*OBJECTIVE:* Copy the data exactly as it appears, and do not include any pictures.
--- START ---
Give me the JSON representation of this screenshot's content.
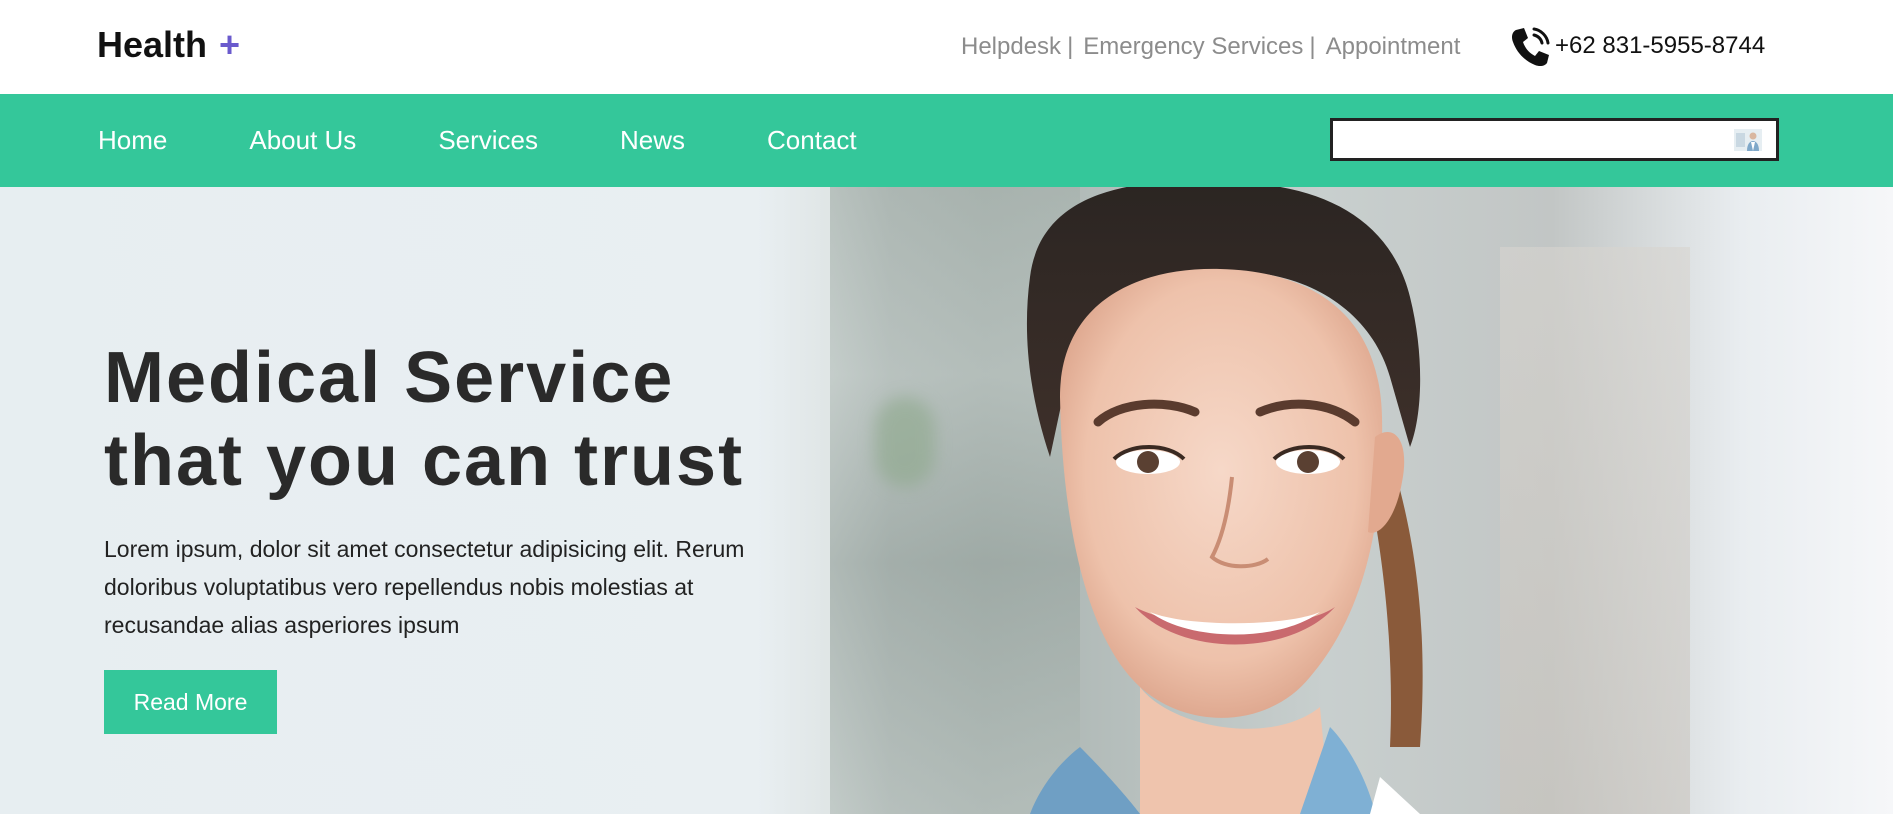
{
  "brand": {
    "name": "Health",
    "plus": "+"
  },
  "topbar": {
    "links": [
      "Helpdesk",
      "Emergency Services",
      "Appointment"
    ],
    "separator": "|",
    "phone": "+62 831-5955-8744",
    "phone_icon": "phone-icon"
  },
  "nav": {
    "items": [
      "Home",
      "About Us",
      "Services",
      "News",
      "Contact"
    ],
    "search_placeholder": "",
    "search_icon": "search-image-icon"
  },
  "hero": {
    "title_line1": "Medical Service",
    "title_line2": "that you can trust",
    "text": "Lorem ipsum, dolor sit amet consectetur adipisicing elit. Rerum doloribus voluptatibus vero repellendus nobis molestias at recusandae alias asperiores ipsum",
    "button": "Read More",
    "image": "smiling-doctor-photo"
  },
  "colors": {
    "accent": "#34c79a",
    "plus": "#6a5acd",
    "title": "#2a2a2a",
    "muted_link": "#8c8c8c"
  }
}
--- END ---
*EXERCISE OUTPUT:*
Give me the JSON representation of this screenshot's content.
{
  "brand": {
    "name": "Health",
    "plus": "+"
  },
  "topbar": {
    "links": [
      "Helpdesk",
      "Emergency Services",
      "Appointment"
    ],
    "separator": "|",
    "phone": "+62 831-5955-8744",
    "phone_icon": "phone-icon"
  },
  "nav": {
    "items": [
      "Home",
      "About Us",
      "Services",
      "News",
      "Contact"
    ],
    "search_placeholder": "",
    "search_icon": "search-image-icon"
  },
  "hero": {
    "title_line1": "Medical Service",
    "title_line2": "that you can trust",
    "text": "Lorem ipsum, dolor sit amet consectetur adipisicing elit. Rerum doloribus voluptatibus vero repellendus nobis molestias at recusandae alias asperiores ipsum",
    "button": "Read More",
    "image": "smiling-doctor-photo"
  },
  "colors": {
    "accent": "#34c79a",
    "plus": "#6a5acd",
    "title": "#2a2a2a",
    "muted_link": "#8c8c8c"
  }
}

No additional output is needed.